Transcribe the data in full and exactly, omitting any pictures.

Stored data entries
┏━━

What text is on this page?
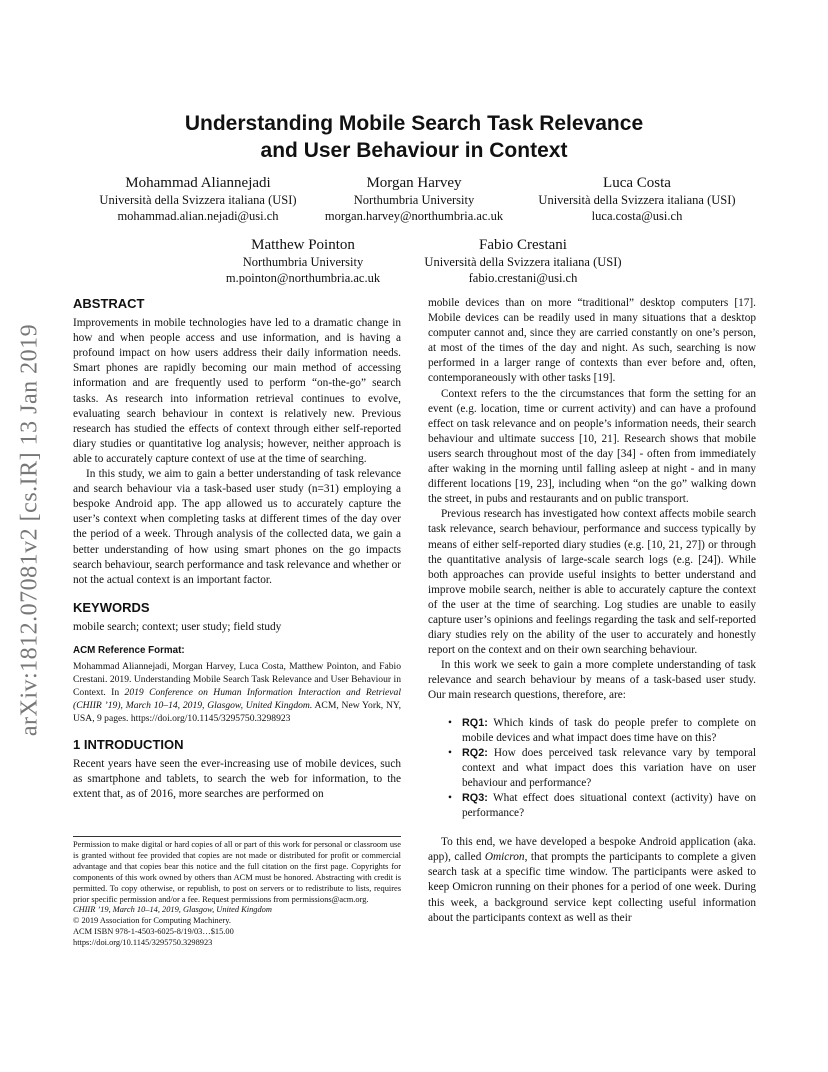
arXiv:1812.07081v2 [cs.IR] 13 Jan 2019
Understanding Mobile Search Task Relevance
and User Behaviour in Context
Mohammad Aliannejadi
Università della Svizzera italiana (USI)
mohammad.alian.nejadi@usi.ch
Morgan Harvey
Northumbria University
morgan.harvey@northumbria.ac.uk
Luca Costa
Università della Svizzera italiana (USI)
luca.costa@usi.ch
Matthew Pointon
Northumbria University
m.pointon@northumbria.ac.uk
Fabio Crestani
Università della Svizzera italiana (USI)
fabio.crestani@usi.ch
ABSTRACT

Improvements in mobile technologies have led to a dramatic change in how and when people access and use information, and is having a profound impact on how users address their daily information needs. Smart phones are rapidly becoming our main method of accessing information and are frequently used to perform “on-the-go” search tasks. As research into information retrieval continues to evolve, evaluating search behaviour in context is relatively new. Previous research has studied the effects of context through either self-reported diary studies or quantitative log analysis; however, neither approach is able to accurately capture context of use at the time of searching.

In this study, we aim to gain a better understanding of task relevance and search behaviour via a task-based user study (n=31) employing a bespoke Android app. The app allowed us to accurately capture the user’s context when completing tasks at different times of the day over the period of a week. Through analysis of the collected data, we gain a better understanding of how using smart phones on the go impacts search behaviour, search performance and task relevance and whether or not the actual context is an important factor.

KEYWORDS

mobile search; context; user study; field study

ACM Reference Format:

Mohammad Aliannejadi, Morgan Harvey, Luca Costa, Matthew Pointon, and Fabio Crestani. 2019. Understanding Mobile Search Task Relevance and User Behaviour in Context. In 2019 Conference on Human Information Interaction and Retrieval (CHIIR ’19), March 10–14, 2019, Glasgow, United Kingdom. ACM, New York, NY, USA, 9 pages. https://doi.org/10.1145/3295750.3298923

1 INTRODUCTION

Recent years have seen the ever-increasing use of mobile devices, such as smartphone and tablets, to search the web for information, to the extent that, as of 2016, more searches are performed on

Permission to make digital or hard copies of all or part of this work for personal or classroom use is granted without fee provided that copies are not made or distributed for profit or commercial advantage and that copies bear this notice and the full citation on the first page. Copyrights for components of this work owned by others than ACM must be honored. Abstracting with credit is permitted. To copy otherwise, or republish, to post on servers or to redistribute to lists, requires prior specific permission and/or a fee. Request permissions from permissions@acm.org.

CHIIR ’19, March 10–14, 2019, Glasgow, United Kingdom

© 2019 Association for Computing Machinery.

ACM ISBN 978-1-4503-6025-8/19/03…$15.00

https://doi.org/10.1145/3295750.3298923

mobile devices than on more “traditional” desktop computers [17]. Mobile devices can be readily used in many situations that a desktop computer cannot and, since they are carried constantly on one’s person, at most of the times of the day and night. As such, searching is now performed in a larger range of contexts than ever before and, often, contemporaneously with other tasks [19].

Context refers to the the circumstances that form the setting for an event (e.g. location, time or current activity) and can have a profound effect on task relevance and on people’s information needs, their search behaviour and ultimate success [10, 21]. Research shows that mobile users search throughout most of the day [34] - often from immediately after waking in the morning until falling asleep at night - and in many different locations [19, 23], including when “on the go” walking down the street, in pubs and restaurants and on public transport.

Previous research has investigated how context affects mobile search task relevance, search behaviour, performance and success typically by means of either self-reported diary studies (e.g. [10, 21, 27]) or through the quantitative analysis of large-scale search logs (e.g. [24]). While both approaches can provide useful insights to better understand and improve mobile search, neither is able to accurately capture the context of the user at the time of searching. Log studies are unable to easily capture user’s opinions and feelings regarding the task and self-reported diary studies rely on the ability of the user to accurately and honestly report on the context and on their own searching behaviour.

In this work we seek to gain a more complete understanding of task relevance and search behaviour by means of a task-based user study. Our main research questions, therefore, are:

• RQ1: Which kinds of task do people prefer to complete on mobile devices and what impact does time have on this?
• RQ2: How does perceived task relevance vary by temporal context and what impact does this variation have on user behaviour and performance?
• RQ3: What effect does situational context (activity) have on performance?

To this end, we have developed a bespoke Android application (aka. app), called Omicron, that prompts the participants to complete a given search task at a specific time window. The participants were asked to keep Omicron running on their phones for a period of one week. During this week, a background service kept collecting useful information about the participants context as well as their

┗━━

TASK SOLUTION:
What text is on this page?
arXiv:1812.07081v2 [cs.IR] 13 Jan 2019
Understanding Mobile Search Task Relevance
and User Behaviour in Context
Mohammad Aliannejadi
Università della Svizzera italiana (USI)
mohammad.alian.nejadi@usi.ch
Morgan Harvey
Northumbria University
morgan.harvey@northumbria.ac.uk
Luca Costa
Università della Svizzera italiana (USI)
luca.costa@usi.ch
Matthew Pointon
Northumbria University
m.pointon@northumbria.ac.uk
Fabio Crestani
Università della Svizzera italiana (USI)
fabio.crestani@usi.ch
ABSTRACT

Improvements in mobile technologies have led to a dramatic change in how and when people access and use information, and is having a profound impact on how users address their daily information needs. Smart phones are rapidly becoming our main method of accessing information and are frequently used to perform “on-the-go” search tasks. As research into information retrieval continues to evolve, evaluating search behaviour in context is relatively new. Previous research has studied the effects of context through either self-reported diary studies or quantitative log analysis; however, neither approach is able to accurately capture context of use at the time of searching.

In this study, we aim to gain a better understanding of task relevance and search behaviour via a task-based user study (n=31) employing a bespoke Android app. The app allowed us to accurately capture the user’s context when completing tasks at different times of the day over the period of a week. Through analysis of the collected data, we gain a better understanding of how using smart phones on the go impacts search behaviour, search performance and task relevance and whether or not the actual context is an important factor.

KEYWORDS

mobile search; context; user study; field study

ACM Reference Format:

Mohammad Aliannejadi, Morgan Harvey, Luca Costa, Matthew Pointon, and Fabio Crestani. 2019. Understanding Mobile Search Task Relevance and User Behaviour in Context. In 2019 Conference on Human Information Interaction and Retrieval (CHIIR ’19), March 10–14, 2019, Glasgow, United Kingdom. ACM, New York, NY, USA, 9 pages. https://doi.org/10.1145/3295750.3298923

1 INTRODUCTION

Recent years have seen the ever-increasing use of mobile devices, such as smartphone and tablets, to search the web for information, to the extent that, as of 2016, more searches are performed on

Permission to make digital or hard copies of all or part of this work for personal or classroom use is granted without fee provided that copies are not made or distributed for profit or commercial advantage and that copies bear this notice and the full citation on the first page. Copyrights for components of this work owned by others than ACM must be honored. Abstracting with credit is permitted. To copy otherwise, or republish, to post on servers or to redistribute to lists, requires prior specific permission and/or a fee. Request permissions from permissions@acm.org.

CHIIR ’19, March 10–14, 2019, Glasgow, United Kingdom

© 2019 Association for Computing Machinery.

ACM ISBN 978-1-4503-6025-8/19/03…$15.00

https://doi.org/10.1145/3295750.3298923

mobile devices than on more “traditional” desktop computers [17]. Mobile devices can be readily used in many situations that a desktop computer cannot and, since they are carried constantly on one’s person, at most of the times of the day and night. As such, searching is now performed in a larger range of contexts than ever before and, often, contemporaneously with other tasks [19].

Context refers to the the circumstances that form the setting for an event (e.g. location, time or current activity) and can have a profound effect on task relevance and on people’s information needs, their search behaviour and ultimate success [10, 21]. Research shows that mobile users search throughout most of the day [34] - often from immediately after waking in the morning until falling asleep at night - and in many different locations [19, 23], including when “on the go” walking down the street, in pubs and restaurants and on public transport.

Previous research has investigated how context affects mobile search task relevance, search behaviour, performance and success typically by means of either self-reported diary studies (e.g. [10, 21, 27]) or through the quantitative analysis of large-scale search logs (e.g. [24]). While both approaches can provide useful insights to better understand and improve mobile search, neither is able to accurately capture the context of the user at the time of searching. Log studies are unable to easily capture user’s opinions and feelings regarding the task and self-reported diary studies rely on the ability of the user to accurately and honestly report on the context and on their own searching behaviour.

In this work we seek to gain a more complete understanding of task relevance and search behaviour by means of a task-based user study. Our main research questions, therefore, are:

• RQ1: Which kinds of task do people prefer to complete on mobile devices and what impact does time have on this?
• RQ2: How does perceived task relevance vary by temporal context and what impact does this variation have on user behaviour and performance?
• RQ3: What effect does situational context (activity) have on performance?

To this end, we have developed a bespoke Android application (aka. app), called Omicron, that prompts the participants to complete a given search task at a specific time window. The participants were asked to keep Omicron running on their phones for a period of one week. During this week, a background service kept collecting useful information about the participants context as well as their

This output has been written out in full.